## DATASET RECORDS
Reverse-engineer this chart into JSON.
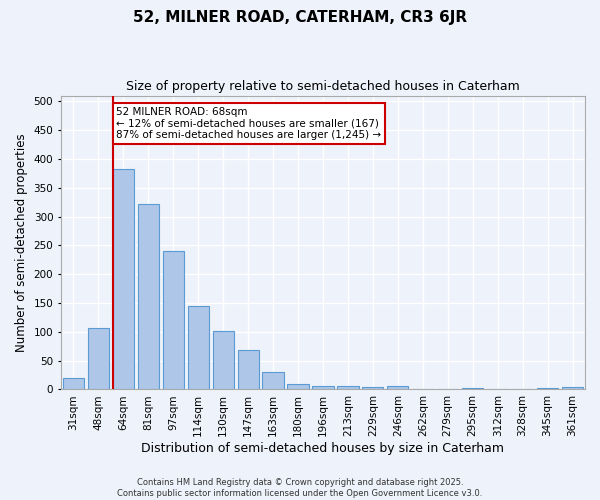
{
  "title": "52, MILNER ROAD, CATERHAM, CR3 6JR",
  "subtitle": "Size of property relative to semi-detached houses in Caterham",
  "xlabel": "Distribution of semi-detached houses by size in Caterham",
  "ylabel": "Number of semi-detached properties",
  "categories": [
    "31sqm",
    "48sqm",
    "64sqm",
    "81sqm",
    "97sqm",
    "114sqm",
    "130sqm",
    "147sqm",
    "163sqm",
    "180sqm",
    "196sqm",
    "213sqm",
    "229sqm",
    "246sqm",
    "262sqm",
    "279sqm",
    "295sqm",
    "312sqm",
    "328sqm",
    "345sqm",
    "361sqm"
  ],
  "values": [
    20,
    107,
    383,
    322,
    241,
    144,
    102,
    68,
    30,
    10,
    6,
    6,
    5,
    6,
    0,
    0,
    3,
    0,
    0,
    3,
    4
  ],
  "bar_color": "#aec6e8",
  "bar_edge_color": "#5b9bd5",
  "red_line_index": 2,
  "red_line_color": "#cc0000",
  "annotation_text": "52 MILNER ROAD: 68sqm\n← 12% of semi-detached houses are smaller (167)\n87% of semi-detached houses are larger (1,245) →",
  "annotation_box_color": "#ffffff",
  "annotation_box_edge_color": "#cc0000",
  "ylim": [
    0,
    510
  ],
  "yticks": [
    0,
    50,
    100,
    150,
    200,
    250,
    300,
    350,
    400,
    450,
    500
  ],
  "background_color": "#eef2fa",
  "grid_color": "#ffffff",
  "footer": "Contains HM Land Registry data © Crown copyright and database right 2025.\nContains public sector information licensed under the Open Government Licence v3.0.",
  "title_fontsize": 11,
  "subtitle_fontsize": 9,
  "xlabel_fontsize": 9,
  "ylabel_fontsize": 8.5,
  "tick_fontsize": 7.5,
  "footer_fontsize": 6,
  "annotation_fontsize": 7.5
}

## WHAT TO DO
Locate the word "houses" in the records above, and return each line that has it.

## OUTPUT BELOW
  "subtitle": "Size of property relative to semi-detached houses in Caterham",
  "xlabel": "Distribution of semi-detached houses by size in Caterham",
  "annotation_text": "52 MILNER ROAD: 68sqm\n← 12% of semi-detached houses are smaller (167)\n87% of semi-detached houses are larger (1,245) →",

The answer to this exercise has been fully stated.